[Problems]
1. Return the passage of the text on choosing a device and creating a command-queue from "Listing 2.3 Choosing" up to and including "cl_device_id *device)".
2. Please retype, word for word, the lines of the records from the line with "settings-gears-icon[interactable] xyxy=(2057,37,2103,83)" up to and including the line with "info-icon xyxy=(1193,145,1205,180)".

[Text block]
+ + + +

Choosing a Device and Creating a Command-Queue

After choosing a platform and creating a context, the next step for the HelloWorld application is to select a device and create a command-queue. The device is the underlying compute hardware, such as a single GPU or CPU. In order to communicate with the device, the application must create a command-queue for it. The command-queue is used to queue operations to be performed on the device. Listing 2.3 contains the CreateCommandQueue() function that chooses the device and creates the command-queue for the HelloWorld application.

The first call to clGetContextInfo() queries the context for the size of the buffer required to store all of the device IDs available on the context. This size is used to allocate a buffer to store the device IDs, and another call is made to clGetContextInfo() that retrieves all of the devices available on the context. Normally, a program would iterate over these devices querying for information to choose the best (or multiple) of the devices. In the HelloWorld sample, the first device is selected. In Chapter 3, we cover how to query devices for information so that you can select the most appropriate device for your application. After selecting the device to use, the application calls clCreateCommandQueue() to create a command-queue on the selected device. The command-queue will be used later in the program to queue the kernel for execution and read back its results.

Listing 2.3 Choosing the First Available Device and Creating a Command-Queue

cl_command_queue CreateCommandQueue(cl_context context,
                                    cl_device_id *device)
{
    cl_int errNum;
    cl_device_id *devices;
    cl_command_queue commandQueue = NULL;
    size_t deviceBufferSize = -1;

    // First get the size of the devices buffer
    errNum = clGetContextInfo(context, CL_CONTEXT_DEVICES, 0, NULL,
                              &deviceBufferSize);
    if (errNum != CL_SUCCESS)
    {
        cerr << "Failed call to
                 clGetContextInfo(...,GL_CONTEXT_DEVICES,...)";
        return NULL;
    }

    if (deviceBufferSize <= 0)
    {
        cerr << "No devices available.";
        return NULL;
    }

    // Allocate memory for the devices buffer
    devices = new cl_device_id[deviceBufferSize /
                               sizeof(cl_device_id)];
    errNum = clGetContextInfo(context, CL_CONTEXT_DEVICES,
                              deviceBufferSize, devices, NULL);
    if (errNum != CL_SUCCESS)

+ + + +

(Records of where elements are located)
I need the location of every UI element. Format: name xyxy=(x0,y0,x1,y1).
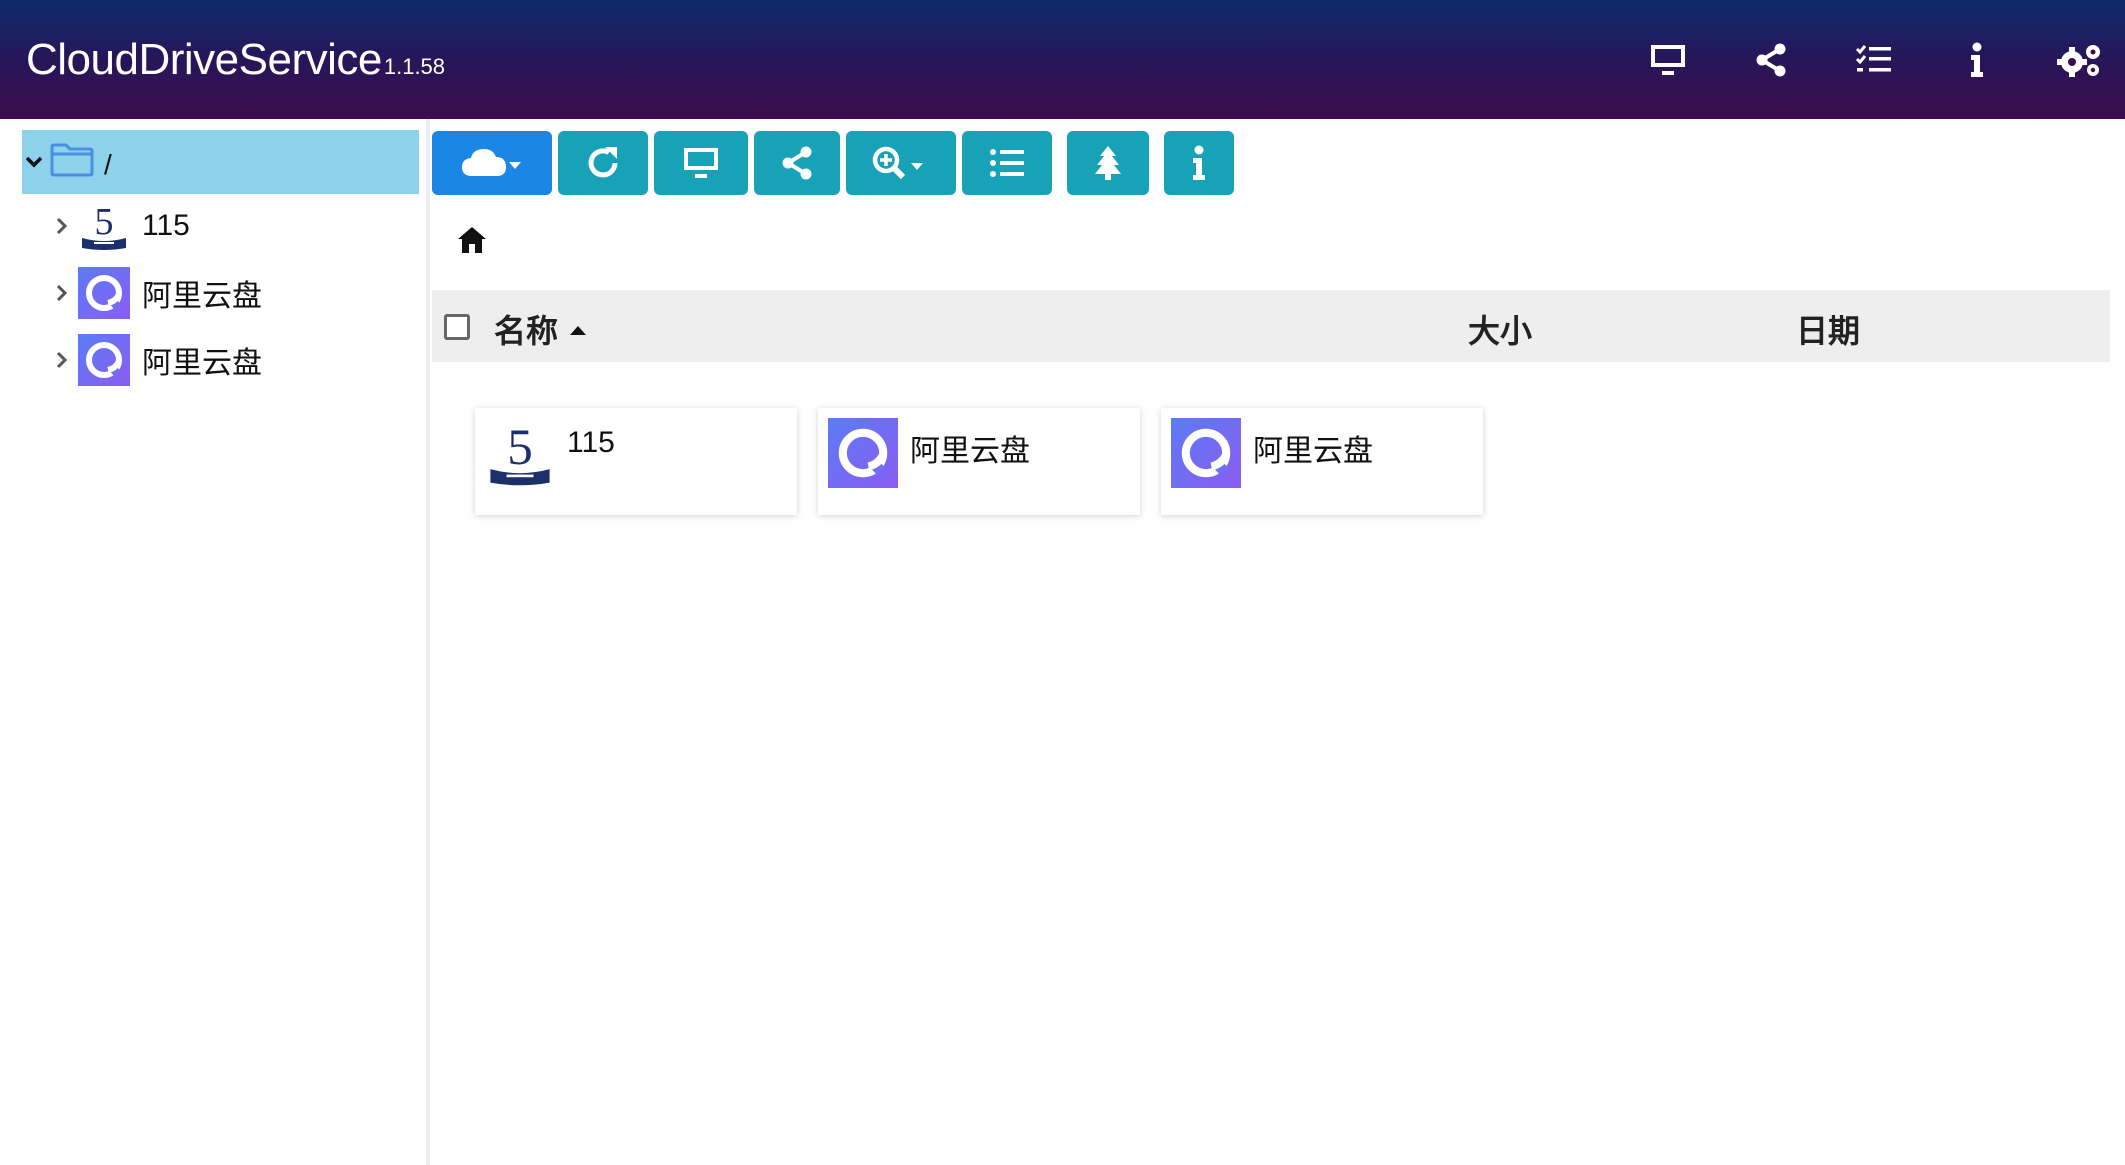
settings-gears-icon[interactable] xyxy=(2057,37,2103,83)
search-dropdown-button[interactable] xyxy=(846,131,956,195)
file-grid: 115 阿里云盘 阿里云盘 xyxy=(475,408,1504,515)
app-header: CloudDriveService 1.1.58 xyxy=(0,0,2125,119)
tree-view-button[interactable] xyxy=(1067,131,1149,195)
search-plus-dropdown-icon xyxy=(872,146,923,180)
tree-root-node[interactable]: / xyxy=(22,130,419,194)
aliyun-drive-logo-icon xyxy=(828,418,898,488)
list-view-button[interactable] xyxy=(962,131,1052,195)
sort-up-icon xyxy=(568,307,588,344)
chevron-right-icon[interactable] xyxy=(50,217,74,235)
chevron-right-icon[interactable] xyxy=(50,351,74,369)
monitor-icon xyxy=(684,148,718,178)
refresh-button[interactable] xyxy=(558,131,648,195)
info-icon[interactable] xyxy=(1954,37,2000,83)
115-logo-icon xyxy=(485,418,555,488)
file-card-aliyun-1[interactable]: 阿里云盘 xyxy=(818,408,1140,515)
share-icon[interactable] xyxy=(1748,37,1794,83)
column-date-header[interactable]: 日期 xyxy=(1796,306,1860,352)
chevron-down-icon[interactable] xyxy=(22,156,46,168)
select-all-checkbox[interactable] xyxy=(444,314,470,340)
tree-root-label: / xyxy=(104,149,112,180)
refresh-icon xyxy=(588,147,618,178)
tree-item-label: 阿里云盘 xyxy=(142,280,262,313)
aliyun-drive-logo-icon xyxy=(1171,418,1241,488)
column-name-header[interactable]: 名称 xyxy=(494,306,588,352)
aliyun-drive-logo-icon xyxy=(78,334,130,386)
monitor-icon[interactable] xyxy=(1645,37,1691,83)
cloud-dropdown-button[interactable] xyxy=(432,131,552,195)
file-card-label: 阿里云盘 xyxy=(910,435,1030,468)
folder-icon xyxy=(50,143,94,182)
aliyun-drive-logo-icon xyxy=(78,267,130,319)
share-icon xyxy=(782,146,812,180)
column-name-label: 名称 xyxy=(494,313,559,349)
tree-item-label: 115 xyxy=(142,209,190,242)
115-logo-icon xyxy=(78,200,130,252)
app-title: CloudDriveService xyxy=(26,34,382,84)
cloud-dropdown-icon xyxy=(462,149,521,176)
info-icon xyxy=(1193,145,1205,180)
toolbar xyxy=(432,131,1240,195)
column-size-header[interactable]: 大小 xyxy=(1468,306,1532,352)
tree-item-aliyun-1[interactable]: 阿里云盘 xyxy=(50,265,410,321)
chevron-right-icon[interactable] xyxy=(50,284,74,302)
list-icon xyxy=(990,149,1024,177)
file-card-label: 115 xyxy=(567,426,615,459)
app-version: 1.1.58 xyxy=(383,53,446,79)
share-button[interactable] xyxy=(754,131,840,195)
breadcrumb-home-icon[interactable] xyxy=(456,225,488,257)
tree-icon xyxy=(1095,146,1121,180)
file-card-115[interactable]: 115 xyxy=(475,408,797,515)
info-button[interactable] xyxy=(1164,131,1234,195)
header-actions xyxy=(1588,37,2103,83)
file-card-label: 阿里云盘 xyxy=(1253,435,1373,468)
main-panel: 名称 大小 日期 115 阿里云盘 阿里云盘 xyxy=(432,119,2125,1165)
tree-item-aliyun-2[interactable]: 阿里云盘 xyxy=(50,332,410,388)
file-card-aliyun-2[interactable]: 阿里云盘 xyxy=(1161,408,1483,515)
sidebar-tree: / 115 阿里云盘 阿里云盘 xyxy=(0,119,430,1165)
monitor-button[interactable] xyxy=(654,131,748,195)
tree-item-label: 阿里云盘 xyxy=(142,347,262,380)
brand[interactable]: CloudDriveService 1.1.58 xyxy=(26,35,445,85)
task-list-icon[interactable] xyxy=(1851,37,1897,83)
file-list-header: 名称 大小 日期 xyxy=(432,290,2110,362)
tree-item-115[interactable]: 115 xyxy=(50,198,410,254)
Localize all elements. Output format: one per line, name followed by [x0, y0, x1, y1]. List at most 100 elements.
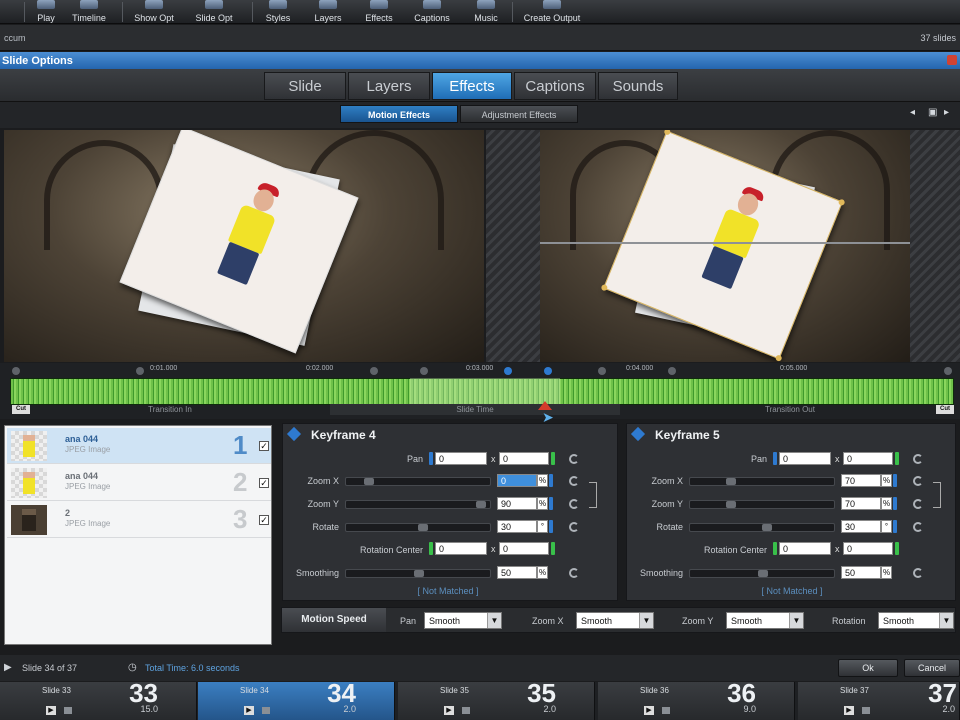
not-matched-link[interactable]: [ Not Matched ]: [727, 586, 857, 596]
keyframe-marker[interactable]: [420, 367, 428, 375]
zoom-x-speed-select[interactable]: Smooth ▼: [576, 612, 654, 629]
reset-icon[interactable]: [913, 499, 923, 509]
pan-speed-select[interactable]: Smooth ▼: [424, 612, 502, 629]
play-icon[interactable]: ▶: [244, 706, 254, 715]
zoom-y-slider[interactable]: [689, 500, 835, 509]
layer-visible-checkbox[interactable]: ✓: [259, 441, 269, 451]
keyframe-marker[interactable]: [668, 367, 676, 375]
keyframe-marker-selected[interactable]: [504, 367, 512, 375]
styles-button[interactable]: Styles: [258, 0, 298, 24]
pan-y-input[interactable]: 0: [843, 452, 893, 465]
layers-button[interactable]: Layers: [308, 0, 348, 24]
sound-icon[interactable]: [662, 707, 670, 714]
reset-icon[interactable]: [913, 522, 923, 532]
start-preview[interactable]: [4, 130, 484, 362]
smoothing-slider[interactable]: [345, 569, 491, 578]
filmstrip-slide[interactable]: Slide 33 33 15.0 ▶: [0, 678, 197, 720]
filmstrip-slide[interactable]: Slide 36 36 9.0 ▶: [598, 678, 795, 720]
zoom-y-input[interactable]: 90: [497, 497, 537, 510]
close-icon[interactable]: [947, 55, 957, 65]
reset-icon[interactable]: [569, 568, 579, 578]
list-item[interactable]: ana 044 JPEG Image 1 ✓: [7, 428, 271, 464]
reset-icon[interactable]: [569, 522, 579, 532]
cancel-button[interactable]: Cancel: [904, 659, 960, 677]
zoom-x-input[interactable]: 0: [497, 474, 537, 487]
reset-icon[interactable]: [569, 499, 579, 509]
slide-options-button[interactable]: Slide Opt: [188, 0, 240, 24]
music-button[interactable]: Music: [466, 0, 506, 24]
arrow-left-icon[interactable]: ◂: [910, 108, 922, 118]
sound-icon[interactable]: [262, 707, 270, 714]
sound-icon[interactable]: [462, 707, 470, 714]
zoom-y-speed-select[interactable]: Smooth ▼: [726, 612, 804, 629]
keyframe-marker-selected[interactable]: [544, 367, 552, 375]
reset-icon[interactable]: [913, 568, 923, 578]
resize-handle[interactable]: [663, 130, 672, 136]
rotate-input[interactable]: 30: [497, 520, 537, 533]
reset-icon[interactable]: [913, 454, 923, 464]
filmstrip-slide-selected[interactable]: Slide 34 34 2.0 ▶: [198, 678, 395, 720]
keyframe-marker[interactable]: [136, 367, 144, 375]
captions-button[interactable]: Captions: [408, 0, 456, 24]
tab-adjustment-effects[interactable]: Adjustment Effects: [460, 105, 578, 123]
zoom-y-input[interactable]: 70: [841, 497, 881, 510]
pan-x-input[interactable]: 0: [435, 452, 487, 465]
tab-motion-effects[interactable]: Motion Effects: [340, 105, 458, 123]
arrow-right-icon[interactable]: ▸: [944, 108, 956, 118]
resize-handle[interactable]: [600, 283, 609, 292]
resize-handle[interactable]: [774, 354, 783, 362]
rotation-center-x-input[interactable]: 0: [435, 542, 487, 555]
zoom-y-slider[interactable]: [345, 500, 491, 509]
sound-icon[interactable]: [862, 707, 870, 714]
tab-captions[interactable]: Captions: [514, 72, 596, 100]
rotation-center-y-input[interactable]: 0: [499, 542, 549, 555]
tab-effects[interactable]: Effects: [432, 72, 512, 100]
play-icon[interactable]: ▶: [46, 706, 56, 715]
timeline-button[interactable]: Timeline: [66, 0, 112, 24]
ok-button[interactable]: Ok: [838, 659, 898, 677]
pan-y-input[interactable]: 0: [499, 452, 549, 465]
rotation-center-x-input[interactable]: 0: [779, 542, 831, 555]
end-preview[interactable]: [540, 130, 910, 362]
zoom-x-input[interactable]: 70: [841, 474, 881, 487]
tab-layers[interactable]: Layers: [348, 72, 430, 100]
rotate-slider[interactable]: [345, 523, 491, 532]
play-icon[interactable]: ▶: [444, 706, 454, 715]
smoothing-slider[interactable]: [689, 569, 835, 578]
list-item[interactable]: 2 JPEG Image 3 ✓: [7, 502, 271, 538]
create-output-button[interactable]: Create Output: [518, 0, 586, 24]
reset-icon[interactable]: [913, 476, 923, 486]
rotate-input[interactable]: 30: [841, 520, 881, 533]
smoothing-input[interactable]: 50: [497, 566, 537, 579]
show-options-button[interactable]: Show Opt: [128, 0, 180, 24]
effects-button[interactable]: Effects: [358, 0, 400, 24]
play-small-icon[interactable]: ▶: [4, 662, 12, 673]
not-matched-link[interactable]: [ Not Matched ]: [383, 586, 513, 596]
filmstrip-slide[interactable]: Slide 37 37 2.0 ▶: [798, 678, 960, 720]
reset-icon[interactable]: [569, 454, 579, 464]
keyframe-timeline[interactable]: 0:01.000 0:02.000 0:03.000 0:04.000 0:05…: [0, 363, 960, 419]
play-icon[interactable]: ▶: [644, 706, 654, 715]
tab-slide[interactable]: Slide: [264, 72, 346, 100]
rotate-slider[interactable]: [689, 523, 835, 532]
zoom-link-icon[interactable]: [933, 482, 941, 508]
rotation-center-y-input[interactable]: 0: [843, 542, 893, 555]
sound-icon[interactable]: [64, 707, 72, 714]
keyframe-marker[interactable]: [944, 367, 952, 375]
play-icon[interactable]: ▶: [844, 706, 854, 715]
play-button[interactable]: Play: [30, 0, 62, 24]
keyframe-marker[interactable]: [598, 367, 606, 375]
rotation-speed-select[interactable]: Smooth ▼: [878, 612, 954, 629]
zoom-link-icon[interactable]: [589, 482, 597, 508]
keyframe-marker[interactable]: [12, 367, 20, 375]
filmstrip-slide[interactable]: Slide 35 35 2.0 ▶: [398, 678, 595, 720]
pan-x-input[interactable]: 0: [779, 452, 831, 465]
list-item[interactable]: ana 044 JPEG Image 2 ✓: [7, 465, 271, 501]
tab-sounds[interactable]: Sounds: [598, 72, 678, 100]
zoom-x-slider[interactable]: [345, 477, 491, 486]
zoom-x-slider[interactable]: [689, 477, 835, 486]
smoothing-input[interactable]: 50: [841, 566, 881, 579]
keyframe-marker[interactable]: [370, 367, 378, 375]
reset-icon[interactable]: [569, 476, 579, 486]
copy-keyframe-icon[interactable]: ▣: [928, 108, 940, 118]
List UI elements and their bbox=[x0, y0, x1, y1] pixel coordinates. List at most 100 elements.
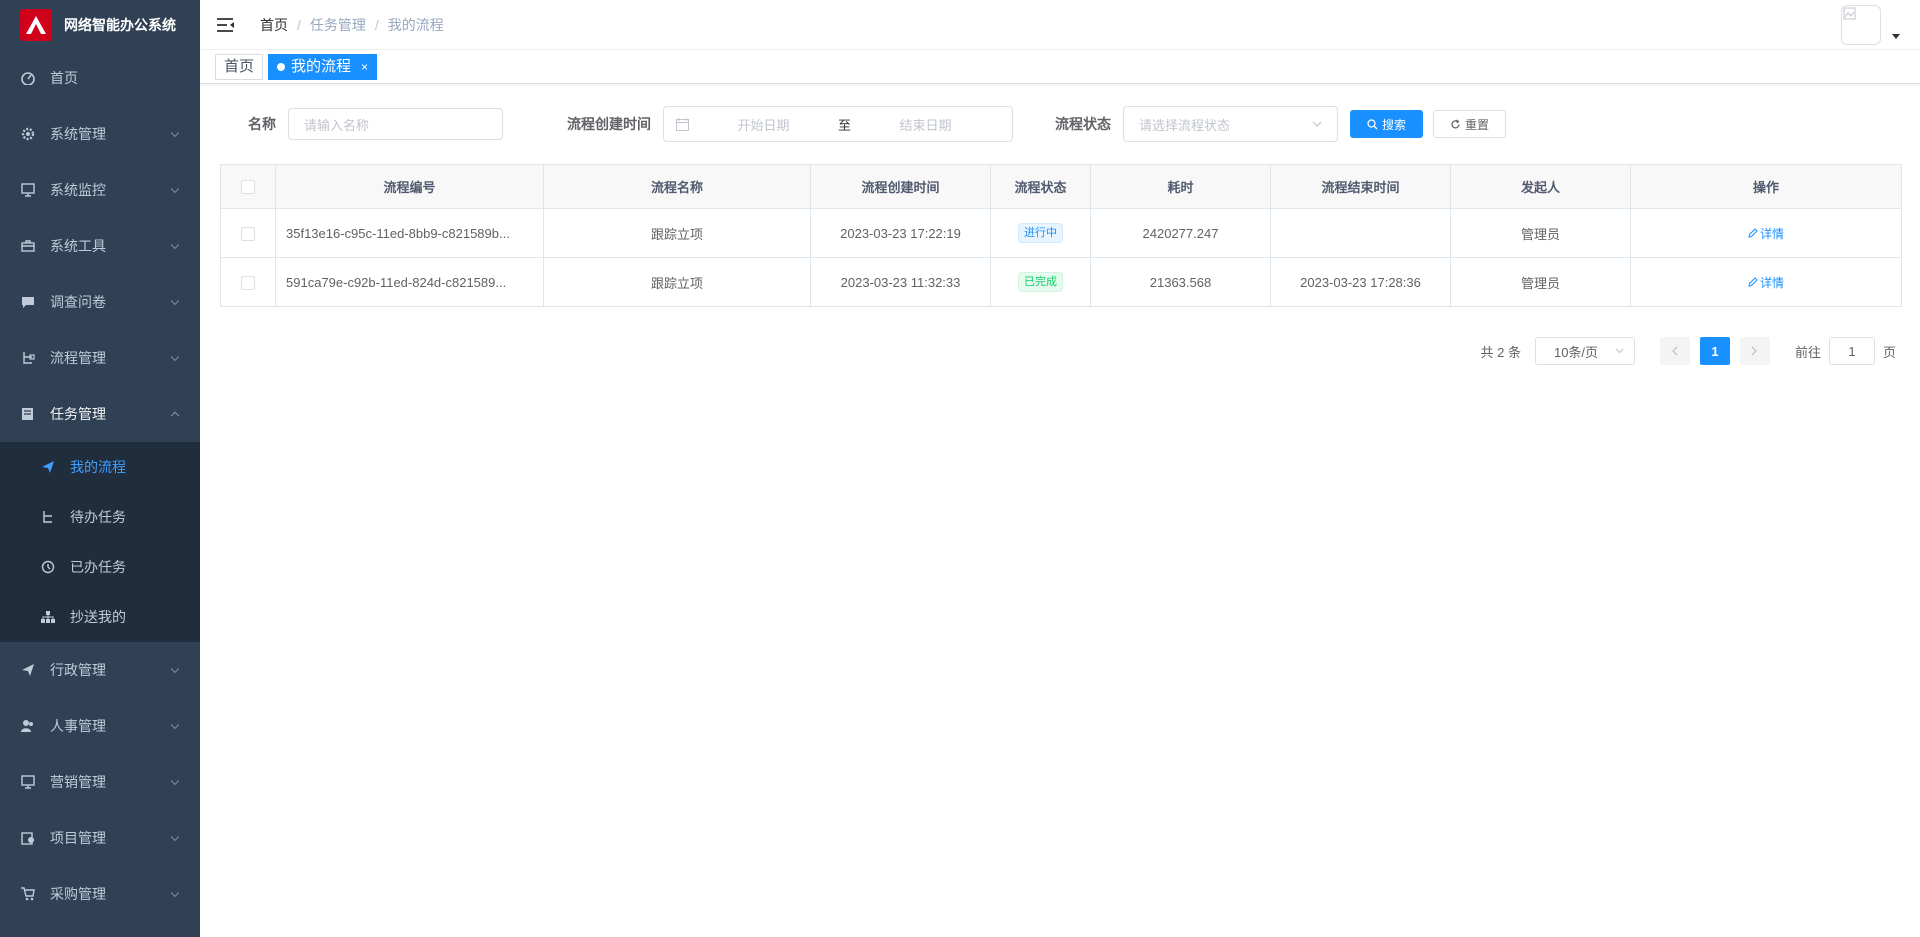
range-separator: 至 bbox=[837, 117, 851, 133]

+ + + +

[Full solutions]
1.
Listing 2.3 Choosing the First Available Device and Creating a Command-Queue

cl_command_queue CreateCommandQueue(cl_context context,
                                    cl_device_id *device)

2.
settings-gears-icon[interactable] xyxy=(2057,37,2103,83)
search-dropdown-button[interactable] xyxy=(846,131,956,195)
file-grid: 115 阿里云盘 阿里云盘 xyxy=(475,408,1504,515)
app-header: CloudDriveService 1.1.58 xyxy=(0,0,2125,119)
tree-view-button[interactable] xyxy=(1067,131,1149,195)
search-plus-dropdown-icon xyxy=(872,146,923,180)
tree-root-node[interactable]: / xyxy=(22,130,419,194)
aliyun-drive-logo-icon xyxy=(828,418,898,488)
list-view-button[interactable] xyxy=(962,131,1052,195)
sort-up-icon xyxy=(568,307,588,344)
chevron-right-icon[interactable] xyxy=(50,217,74,235)
chevron-right-icon[interactable] xyxy=(50,351,74,369)
monitor-icon xyxy=(684,148,718,178)
refresh-button[interactable] xyxy=(558,131,648,195)
info-icon[interactable] xyxy=(1954,37,2000,83)
115-logo-icon xyxy=(485,418,555,488)
file-card-aliyun-1[interactable]: 阿里云盘 xyxy=(818,408,1140,515)
share-icon[interactable] xyxy=(1748,37,1794,83)
column-date-header[interactable]: 日期 xyxy=(1796,306,1860,352)
chevron-down-icon[interactable] xyxy=(22,156,46,168)
select-all-checkbox[interactable] xyxy=(444,314,470,340)
tree-root-label: / xyxy=(104,149,112,180)
refresh-icon xyxy=(588,147,618,178)
tree-item-label: 阿里云盘 xyxy=(142,280,262,313)
aliyun-drive-logo-icon xyxy=(1171,418,1241,488)
column-name-header[interactable]: 名称 xyxy=(494,306,588,352)
aliyun-drive-logo-icon xyxy=(78,334,130,386)
monitor-icon[interactable] xyxy=(1645,37,1691,83)
cloud-dropdown-button[interactable] xyxy=(432,131,552,195)
file-card-label: 阿里云盘 xyxy=(910,435,1030,468)
folder-icon xyxy=(50,143,94,182)
aliyun-drive-logo-icon xyxy=(78,267,130,319)
share-icon xyxy=(782,146,812,180)
column-name-label: 名称 xyxy=(494,313,559,349)
tree-item-label: 115 xyxy=(142,209,190,242)
115-logo-icon xyxy=(78,200,130,252)
app-title: CloudDriveService xyxy=(26,34,382,84)
cloud-dropdown-icon xyxy=(462,149,521,176)
info-icon xyxy=(1193,145,1205,180)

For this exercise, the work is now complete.